→ **SHORT TASK**
What follows is a listing. Return every line of it exactly.

→ **ENTRIES SHOWN**
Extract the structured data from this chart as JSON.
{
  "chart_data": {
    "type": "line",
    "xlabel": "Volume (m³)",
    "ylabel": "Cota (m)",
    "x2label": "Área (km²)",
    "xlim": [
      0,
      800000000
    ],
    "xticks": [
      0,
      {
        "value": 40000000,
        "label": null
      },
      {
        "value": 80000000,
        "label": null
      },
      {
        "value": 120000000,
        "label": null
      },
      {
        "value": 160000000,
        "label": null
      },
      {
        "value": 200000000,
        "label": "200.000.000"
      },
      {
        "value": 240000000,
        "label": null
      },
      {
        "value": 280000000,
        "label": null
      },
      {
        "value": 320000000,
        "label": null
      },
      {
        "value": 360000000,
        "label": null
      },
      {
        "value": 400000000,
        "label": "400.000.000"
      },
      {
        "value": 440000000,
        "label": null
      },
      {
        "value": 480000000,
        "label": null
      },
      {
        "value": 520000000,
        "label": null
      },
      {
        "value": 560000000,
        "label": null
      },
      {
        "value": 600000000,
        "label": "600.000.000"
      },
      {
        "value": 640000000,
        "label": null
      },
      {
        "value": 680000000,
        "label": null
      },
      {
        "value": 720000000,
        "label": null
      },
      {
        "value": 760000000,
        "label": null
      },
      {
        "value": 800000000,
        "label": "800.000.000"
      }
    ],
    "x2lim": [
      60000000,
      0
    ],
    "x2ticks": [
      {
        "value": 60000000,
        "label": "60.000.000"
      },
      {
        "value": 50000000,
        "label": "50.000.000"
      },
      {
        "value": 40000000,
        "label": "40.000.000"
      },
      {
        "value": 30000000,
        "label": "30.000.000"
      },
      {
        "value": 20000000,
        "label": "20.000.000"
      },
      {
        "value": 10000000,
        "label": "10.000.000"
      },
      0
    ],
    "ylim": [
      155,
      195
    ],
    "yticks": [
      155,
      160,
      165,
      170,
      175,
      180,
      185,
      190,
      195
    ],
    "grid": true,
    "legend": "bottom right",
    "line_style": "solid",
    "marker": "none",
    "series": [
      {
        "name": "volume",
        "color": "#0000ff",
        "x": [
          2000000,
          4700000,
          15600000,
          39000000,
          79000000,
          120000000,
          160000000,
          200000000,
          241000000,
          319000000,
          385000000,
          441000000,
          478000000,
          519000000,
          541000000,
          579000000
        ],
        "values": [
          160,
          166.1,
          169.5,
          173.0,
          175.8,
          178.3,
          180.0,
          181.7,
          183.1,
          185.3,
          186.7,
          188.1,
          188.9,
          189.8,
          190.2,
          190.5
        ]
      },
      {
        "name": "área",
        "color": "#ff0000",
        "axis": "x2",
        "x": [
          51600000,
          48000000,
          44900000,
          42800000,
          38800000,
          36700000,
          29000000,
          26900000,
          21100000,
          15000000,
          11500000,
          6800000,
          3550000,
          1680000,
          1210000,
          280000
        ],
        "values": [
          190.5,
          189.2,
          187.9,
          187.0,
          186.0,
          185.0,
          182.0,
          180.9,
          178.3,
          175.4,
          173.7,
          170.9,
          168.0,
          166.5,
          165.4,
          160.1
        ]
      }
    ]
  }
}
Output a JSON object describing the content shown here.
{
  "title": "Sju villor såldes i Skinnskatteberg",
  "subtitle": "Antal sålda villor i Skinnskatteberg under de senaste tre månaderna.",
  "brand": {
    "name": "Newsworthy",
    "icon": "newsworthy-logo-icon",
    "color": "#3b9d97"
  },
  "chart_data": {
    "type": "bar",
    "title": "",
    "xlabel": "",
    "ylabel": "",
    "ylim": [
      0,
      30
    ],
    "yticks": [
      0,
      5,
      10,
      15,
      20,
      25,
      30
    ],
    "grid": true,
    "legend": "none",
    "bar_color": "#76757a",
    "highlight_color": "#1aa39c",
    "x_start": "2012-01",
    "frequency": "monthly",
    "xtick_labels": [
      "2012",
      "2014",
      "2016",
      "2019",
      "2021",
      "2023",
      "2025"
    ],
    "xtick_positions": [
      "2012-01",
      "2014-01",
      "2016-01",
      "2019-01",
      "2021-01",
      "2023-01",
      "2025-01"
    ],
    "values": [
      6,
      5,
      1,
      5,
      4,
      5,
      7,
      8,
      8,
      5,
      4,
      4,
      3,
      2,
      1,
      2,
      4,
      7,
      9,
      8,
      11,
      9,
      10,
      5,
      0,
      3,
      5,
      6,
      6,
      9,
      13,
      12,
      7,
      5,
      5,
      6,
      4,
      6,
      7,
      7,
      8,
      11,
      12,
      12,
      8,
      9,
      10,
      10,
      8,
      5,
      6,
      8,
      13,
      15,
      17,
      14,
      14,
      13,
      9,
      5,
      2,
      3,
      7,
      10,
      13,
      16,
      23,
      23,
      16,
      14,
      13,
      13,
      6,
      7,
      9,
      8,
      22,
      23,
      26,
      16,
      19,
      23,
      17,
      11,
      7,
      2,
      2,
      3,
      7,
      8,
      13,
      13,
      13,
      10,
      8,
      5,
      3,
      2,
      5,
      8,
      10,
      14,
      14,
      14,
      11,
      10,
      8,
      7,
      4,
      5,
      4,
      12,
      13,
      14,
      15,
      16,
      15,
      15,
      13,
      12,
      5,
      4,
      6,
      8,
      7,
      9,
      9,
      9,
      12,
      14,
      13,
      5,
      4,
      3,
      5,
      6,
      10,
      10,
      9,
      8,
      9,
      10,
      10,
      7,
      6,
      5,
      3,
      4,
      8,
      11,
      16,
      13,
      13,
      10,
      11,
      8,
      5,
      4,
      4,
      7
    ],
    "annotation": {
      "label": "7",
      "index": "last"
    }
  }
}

→ **WORKED ANSWER**
Extract the structured data from this chart as JSON.
{
  "chart_data": {
    "type": "line",
    "xlabel": "Volume (m³)",
    "ylabel": "Cota (m)",
    "x2label": "Área (km²)",
    "xlim": [
      0,
      800000000
    ],
    "xticks": [
      0,
      {
        "value": 40000000,
        "label": null
      },
      {
        "value": 80000000,
        "label": null
      },
      {
        "value": 120000000,
        "label": null
      },
      {
        "value": 160000000,
        "label": null
      },
      {
        "value": 200000000,
        "label": "200.000.000"
      },
      {
        "value": 240000000,
        "label": null
      },
      {
        "value": 280000000,
        "label": null
      },
      {
        "value": 320000000,
        "label": null
      },
      {
        "value": 360000000,
        "label": null
      },
      {
        "value": 400000000,
        "label": "400.000.000"
      },
      {
        "value": 440000000,
        "label": null
      },
      {
        "value": 480000000,
        "label": null
      },
      {
        "value": 520000000,
        "label": null
      },
      {
        "value": 560000000,
        "label": null
      },
      {
        "value": 600000000,
        "label": "600.000.000"
      },
      {
        "value": 640000000,
        "label": null
      },
      {
        "value": 680000000,
        "label": null
      },
      {
        "value": 720000000,
        "label": null
      },
      {
        "value": 760000000,
        "label": null
      },
      {
        "value": 800000000,
        "label": "800.000.000"
      }
    ],
    "x2lim": [
      60000000,
      0
    ],
    "x2ticks": [
      {
        "value": 60000000,
        "label": "60.000.000"
      },
      {
        "value": 50000000,
        "label": "50.000.000"
      },
      {
        "value": 40000000,
        "label": "40.000.000"
      },
      {
        "value": 30000000,
        "label": "30.000.000"
      },
      {
        "value": 20000000,
        "label": "20.000.000"
      },
      {
        "value": 10000000,
        "label": "10.000.000"
      },
      0
    ],
    "ylim": [
      155,
      195
    ],
    "yticks": [
      155,
      160,
      165,
      170,
      175,
      180,
      185,
      190,
      195
    ],
    "grid": true,
    "legend": "bottom right",
    "line_style": "solid",
    "marker": "none",
    "series": [
      {
        "name": "volume",
        "color": "#0000ff",
        "x": [
          2000000,
          4700000,
          15600000,
          39000000,
          79000000,
          120000000,
          160000000,
          200000000,
          241000000,
          319000000,
          385000000,
          441000000,
          478000000,
          519000000,
          541000000,
          579000000
        ],
        "values": [
          160,
          166.1,
          169.5,
          173.0,
          175.8,
          178.3,
          180.0,
          181.7,
          183.1,
          185.3,
          186.7,
          188.1,
          188.9,
          189.8,
          190.2,
          190.5
        ]
      },
      {
        "name": "área",
        "color": "#ff0000",
        "axis": "x2",
        "x": [
          51600000,
          48000000,
          44900000,
          42800000,
          38800000,
          36700000,
          29000000,
          26900000,
          21100000,
          15000000,
          11500000,
          6800000,
          3550000,
          1680000,
          1210000,
          280000
        ],
        "values": [
          190.5,
          189.2,
          187.9,
          187.0,
          186.0,
          185.0,
          182.0,
          180.9,
          178.3,
          175.4,
          173.7,
          170.9,
          168.0,
          166.5,
          165.4,
          160.1
        ]
      }
    ]
  }
}
Output a JSON object describing the content shown here.
{
  "title": "Sju villor såldes i Skinnskatteberg",
  "subtitle": "Antal sålda villor i Skinnskatteberg under de senaste tre månaderna.",
  "brand": {
    "name": "Newsworthy",
    "icon": "newsworthy-logo-icon",
    "color": "#3b9d97"
  },
  "chart_data": {
    "type": "bar",
    "title": "",
    "xlabel": "",
    "ylabel": "",
    "ylim": [
      0,
      30
    ],
    "yticks": [
      0,
      5,
      10,
      15,
      20,
      25,
      30
    ],
    "grid": true,
    "legend": "none",
    "bar_color": "#76757a",
    "highlight_color": "#1aa39c",
    "x_start": "2012-01",
    "frequency": "monthly",
    "xtick_labels": [
      "2012",
      "2014",
      "2016",
      "2019",
      "2021",
      "2023",
      "2025"
    ],
    "xtick_positions": [
      "2012-01",
      "2014-01",
      "2016-01",
      "2019-01",
      "2021-01",
      "2023-01",
      "2025-01"
    ],
    "values": [
      6,
      5,
      1,
      5,
      4,
      5,
      7,
      8,
      8,
      5,
      4,
      4,
      3,
      2,
      1,
      2,
      4,
      7,
      9,
      8,
      11,
      9,
      10,
      5,
      0,
      3,
      5,
      6,
      6,
      9,
      13,
      12,
      7,
      5,
      5,
      6,
      4,
      6,
      7,
      7,
      8,
      11,
      12,
      12,
      8,
      9,
      10,
      10,
      8,
      5,
      6,
      8,
      13,
      15,
      17,
      14,
      14,
      13,
      9,
      5,
      2,
      3,
      7,
      10,
      13,
      16,
      23,
      23,
      16,
      14,
      13,
      13,
      6,
      7,
      9,
      8,
      22,
      23,
      26,
      16,
      19,
      23,
      17,
      11,
      7,
      2,
      2,
      3,
      7,
      8,
      13,
      13,
      13,
      10,
      8,
      5,
      3,
      2,
      5,
      8,
      10,
      14,
      14,
      14,
      11,
      10,
      8,
      7,
      4,
      5,
      4,
      12,
      13,
      14,
      15,
      16,
      15,
      15,
      13,
      12,
      5,
      4,
      6,
      8,
      7,
      9,
      9,
      9,
      12,
      14,
      13,
      5,
      4,
      3,
      5,
      6,
      10,
      10,
      9,
      8,
      9,
      10,
      10,
      7,
      6,
      5,
      3,
      4,
      8,
      11,
      16,
      13,
      13,
      10,
      11,
      8,
      5,
      4,
      4,
      7
    ],
    "annotation": {
      "label": "7",
      "index": "last"
    }
  }
}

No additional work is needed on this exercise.